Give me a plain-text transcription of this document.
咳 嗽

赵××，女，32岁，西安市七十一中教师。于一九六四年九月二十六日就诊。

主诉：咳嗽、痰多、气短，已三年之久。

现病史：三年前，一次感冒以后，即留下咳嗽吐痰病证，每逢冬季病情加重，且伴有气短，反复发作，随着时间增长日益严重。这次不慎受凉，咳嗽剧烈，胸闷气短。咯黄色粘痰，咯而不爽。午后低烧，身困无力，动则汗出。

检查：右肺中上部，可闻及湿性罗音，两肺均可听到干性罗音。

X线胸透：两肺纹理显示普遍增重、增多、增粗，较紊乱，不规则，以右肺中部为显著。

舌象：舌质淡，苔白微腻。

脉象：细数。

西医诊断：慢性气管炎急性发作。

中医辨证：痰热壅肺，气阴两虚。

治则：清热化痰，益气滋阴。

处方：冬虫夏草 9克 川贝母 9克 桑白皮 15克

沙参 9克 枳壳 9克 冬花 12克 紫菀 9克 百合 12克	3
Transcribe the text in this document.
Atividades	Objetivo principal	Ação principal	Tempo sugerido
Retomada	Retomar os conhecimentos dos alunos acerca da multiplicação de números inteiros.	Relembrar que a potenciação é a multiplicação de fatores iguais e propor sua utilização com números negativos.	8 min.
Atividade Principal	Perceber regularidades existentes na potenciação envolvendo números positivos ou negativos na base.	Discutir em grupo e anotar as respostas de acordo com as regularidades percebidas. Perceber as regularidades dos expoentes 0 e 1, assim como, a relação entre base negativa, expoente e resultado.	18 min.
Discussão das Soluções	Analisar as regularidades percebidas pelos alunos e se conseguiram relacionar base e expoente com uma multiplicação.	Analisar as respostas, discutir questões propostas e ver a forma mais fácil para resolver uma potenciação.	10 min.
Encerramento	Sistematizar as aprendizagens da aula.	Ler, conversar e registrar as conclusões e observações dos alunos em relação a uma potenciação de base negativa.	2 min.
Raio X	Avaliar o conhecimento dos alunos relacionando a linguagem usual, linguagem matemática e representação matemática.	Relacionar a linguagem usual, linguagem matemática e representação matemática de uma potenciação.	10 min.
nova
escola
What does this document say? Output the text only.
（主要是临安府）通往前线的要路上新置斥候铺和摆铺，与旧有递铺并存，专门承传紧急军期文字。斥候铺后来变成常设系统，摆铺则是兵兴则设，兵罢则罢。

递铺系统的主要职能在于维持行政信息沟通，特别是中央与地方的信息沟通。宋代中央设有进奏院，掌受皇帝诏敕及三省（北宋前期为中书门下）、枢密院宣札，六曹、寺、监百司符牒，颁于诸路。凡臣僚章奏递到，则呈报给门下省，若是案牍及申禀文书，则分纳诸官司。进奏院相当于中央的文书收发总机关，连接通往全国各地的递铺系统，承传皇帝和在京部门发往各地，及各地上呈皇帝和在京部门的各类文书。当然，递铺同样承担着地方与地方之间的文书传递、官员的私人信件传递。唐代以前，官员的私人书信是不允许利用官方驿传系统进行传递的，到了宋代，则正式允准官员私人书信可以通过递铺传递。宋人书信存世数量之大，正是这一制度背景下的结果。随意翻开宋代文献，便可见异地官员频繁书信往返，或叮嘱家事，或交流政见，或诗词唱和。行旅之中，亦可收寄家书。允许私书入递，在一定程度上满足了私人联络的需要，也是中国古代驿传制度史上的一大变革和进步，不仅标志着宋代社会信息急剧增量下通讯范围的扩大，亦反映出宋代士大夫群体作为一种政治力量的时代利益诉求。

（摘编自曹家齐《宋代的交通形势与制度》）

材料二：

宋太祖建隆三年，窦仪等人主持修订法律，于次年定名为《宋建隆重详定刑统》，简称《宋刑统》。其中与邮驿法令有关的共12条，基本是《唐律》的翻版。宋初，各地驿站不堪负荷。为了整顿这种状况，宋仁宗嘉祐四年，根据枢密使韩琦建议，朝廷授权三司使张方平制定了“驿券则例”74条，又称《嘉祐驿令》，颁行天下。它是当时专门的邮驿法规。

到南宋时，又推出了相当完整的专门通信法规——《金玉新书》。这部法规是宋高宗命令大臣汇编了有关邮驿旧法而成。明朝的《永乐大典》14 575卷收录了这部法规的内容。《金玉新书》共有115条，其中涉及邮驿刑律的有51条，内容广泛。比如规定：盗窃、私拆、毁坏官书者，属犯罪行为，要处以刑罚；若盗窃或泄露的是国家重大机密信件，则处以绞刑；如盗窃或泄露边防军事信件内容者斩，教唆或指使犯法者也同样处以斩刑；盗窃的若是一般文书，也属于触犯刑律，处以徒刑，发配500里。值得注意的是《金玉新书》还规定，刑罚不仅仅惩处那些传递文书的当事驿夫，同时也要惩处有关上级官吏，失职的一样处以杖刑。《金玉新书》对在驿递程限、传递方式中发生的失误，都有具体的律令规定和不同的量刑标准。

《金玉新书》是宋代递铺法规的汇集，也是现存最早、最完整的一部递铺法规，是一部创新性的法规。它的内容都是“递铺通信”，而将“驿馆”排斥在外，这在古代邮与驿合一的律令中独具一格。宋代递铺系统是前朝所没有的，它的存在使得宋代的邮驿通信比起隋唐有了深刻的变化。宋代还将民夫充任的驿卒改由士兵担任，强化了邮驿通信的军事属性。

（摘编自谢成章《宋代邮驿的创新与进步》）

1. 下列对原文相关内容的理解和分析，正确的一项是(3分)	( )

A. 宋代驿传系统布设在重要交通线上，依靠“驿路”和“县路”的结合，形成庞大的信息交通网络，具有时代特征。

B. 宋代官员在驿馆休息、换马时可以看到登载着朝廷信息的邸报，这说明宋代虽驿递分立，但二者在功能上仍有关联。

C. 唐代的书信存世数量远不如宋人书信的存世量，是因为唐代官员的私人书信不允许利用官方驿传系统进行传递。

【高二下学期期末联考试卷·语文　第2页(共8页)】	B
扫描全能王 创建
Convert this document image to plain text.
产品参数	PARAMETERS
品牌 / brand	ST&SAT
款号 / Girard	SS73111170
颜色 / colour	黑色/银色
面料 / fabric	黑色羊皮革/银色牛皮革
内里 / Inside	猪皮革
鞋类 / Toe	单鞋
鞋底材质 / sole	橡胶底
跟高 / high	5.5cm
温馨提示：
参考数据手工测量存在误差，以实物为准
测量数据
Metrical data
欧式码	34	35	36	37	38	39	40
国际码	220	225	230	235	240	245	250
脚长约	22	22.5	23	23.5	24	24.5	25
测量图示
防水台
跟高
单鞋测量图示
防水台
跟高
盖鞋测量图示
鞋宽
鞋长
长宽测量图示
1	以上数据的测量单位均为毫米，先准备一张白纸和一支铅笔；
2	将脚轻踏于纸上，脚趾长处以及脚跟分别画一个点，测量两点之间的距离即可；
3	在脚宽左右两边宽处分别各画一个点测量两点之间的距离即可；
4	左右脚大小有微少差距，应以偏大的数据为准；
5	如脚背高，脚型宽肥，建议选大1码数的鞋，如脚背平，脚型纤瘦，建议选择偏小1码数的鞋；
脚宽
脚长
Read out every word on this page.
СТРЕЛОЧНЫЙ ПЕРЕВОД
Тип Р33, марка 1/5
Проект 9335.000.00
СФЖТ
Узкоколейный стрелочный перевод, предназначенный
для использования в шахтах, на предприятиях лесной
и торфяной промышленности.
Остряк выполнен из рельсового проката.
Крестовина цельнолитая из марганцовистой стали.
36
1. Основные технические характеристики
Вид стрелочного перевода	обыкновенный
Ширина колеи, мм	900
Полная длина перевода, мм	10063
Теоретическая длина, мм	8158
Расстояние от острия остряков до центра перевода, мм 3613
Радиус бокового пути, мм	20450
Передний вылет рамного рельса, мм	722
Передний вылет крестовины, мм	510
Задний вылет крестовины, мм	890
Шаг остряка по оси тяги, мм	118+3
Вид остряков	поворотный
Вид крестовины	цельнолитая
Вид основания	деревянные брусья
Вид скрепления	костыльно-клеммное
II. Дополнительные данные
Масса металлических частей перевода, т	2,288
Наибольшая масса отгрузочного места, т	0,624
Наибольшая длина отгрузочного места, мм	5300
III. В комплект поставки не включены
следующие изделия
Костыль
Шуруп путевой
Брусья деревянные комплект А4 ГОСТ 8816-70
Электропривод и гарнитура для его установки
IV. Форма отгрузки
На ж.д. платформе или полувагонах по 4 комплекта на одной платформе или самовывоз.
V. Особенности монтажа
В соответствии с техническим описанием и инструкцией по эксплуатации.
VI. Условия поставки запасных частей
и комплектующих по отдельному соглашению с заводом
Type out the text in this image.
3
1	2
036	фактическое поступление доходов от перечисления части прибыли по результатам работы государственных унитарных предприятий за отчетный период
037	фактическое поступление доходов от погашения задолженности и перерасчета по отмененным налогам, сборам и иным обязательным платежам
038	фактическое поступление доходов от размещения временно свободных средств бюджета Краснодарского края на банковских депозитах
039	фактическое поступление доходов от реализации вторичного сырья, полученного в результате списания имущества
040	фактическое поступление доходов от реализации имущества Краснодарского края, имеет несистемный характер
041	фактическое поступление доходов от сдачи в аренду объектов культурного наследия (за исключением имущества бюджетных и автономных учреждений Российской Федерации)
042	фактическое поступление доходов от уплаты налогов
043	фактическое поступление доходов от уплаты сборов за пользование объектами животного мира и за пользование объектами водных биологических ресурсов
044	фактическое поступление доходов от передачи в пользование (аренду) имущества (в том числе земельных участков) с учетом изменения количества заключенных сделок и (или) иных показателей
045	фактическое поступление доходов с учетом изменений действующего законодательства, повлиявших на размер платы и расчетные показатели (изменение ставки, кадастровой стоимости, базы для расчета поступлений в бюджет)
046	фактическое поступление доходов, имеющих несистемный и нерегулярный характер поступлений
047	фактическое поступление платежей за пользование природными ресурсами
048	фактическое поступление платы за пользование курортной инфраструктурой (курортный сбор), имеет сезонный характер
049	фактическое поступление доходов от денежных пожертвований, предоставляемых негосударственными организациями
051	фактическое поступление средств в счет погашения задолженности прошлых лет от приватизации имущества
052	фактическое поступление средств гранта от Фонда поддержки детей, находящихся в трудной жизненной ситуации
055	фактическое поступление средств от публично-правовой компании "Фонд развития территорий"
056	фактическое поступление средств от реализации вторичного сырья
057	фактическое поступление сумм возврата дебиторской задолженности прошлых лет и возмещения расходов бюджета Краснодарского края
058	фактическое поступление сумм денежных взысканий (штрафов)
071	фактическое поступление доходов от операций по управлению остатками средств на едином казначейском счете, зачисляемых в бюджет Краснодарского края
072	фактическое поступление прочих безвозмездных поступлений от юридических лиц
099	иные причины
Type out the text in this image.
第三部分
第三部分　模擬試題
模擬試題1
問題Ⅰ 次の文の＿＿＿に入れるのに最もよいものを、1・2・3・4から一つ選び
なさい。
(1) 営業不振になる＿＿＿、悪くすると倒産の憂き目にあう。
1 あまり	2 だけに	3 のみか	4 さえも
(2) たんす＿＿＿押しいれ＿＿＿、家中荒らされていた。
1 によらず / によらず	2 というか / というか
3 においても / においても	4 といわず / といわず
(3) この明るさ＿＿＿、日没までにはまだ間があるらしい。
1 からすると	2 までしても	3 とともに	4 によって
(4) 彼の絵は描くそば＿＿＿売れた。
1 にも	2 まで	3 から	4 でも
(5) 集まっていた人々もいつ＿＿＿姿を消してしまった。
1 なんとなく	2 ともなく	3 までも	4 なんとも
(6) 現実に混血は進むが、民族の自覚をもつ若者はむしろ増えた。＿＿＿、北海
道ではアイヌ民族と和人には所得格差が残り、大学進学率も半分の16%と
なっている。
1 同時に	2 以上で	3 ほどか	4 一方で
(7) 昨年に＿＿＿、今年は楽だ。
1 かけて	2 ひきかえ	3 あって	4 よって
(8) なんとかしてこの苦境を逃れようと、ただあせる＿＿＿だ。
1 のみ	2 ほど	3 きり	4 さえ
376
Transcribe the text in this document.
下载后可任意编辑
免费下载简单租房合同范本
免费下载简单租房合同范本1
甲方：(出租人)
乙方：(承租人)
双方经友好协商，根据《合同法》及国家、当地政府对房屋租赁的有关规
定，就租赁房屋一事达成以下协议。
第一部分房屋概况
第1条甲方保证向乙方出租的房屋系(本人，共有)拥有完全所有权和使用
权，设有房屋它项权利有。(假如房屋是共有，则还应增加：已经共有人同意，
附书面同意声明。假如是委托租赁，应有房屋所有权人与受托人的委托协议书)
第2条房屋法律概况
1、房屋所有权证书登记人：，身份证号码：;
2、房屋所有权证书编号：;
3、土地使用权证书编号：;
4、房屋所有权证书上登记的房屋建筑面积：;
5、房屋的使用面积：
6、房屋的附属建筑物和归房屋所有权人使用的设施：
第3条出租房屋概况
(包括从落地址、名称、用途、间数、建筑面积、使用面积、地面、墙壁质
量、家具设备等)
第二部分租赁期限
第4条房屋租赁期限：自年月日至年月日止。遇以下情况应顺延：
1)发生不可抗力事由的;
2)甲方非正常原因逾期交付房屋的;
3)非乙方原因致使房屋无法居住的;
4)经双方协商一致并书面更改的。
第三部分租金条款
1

→ **EXERCISE BRIEF**:
For the string "multiplicação", count the lines of the entries above that include it; answer with the number only.

→ **EXERCISE RESPONSE**:
2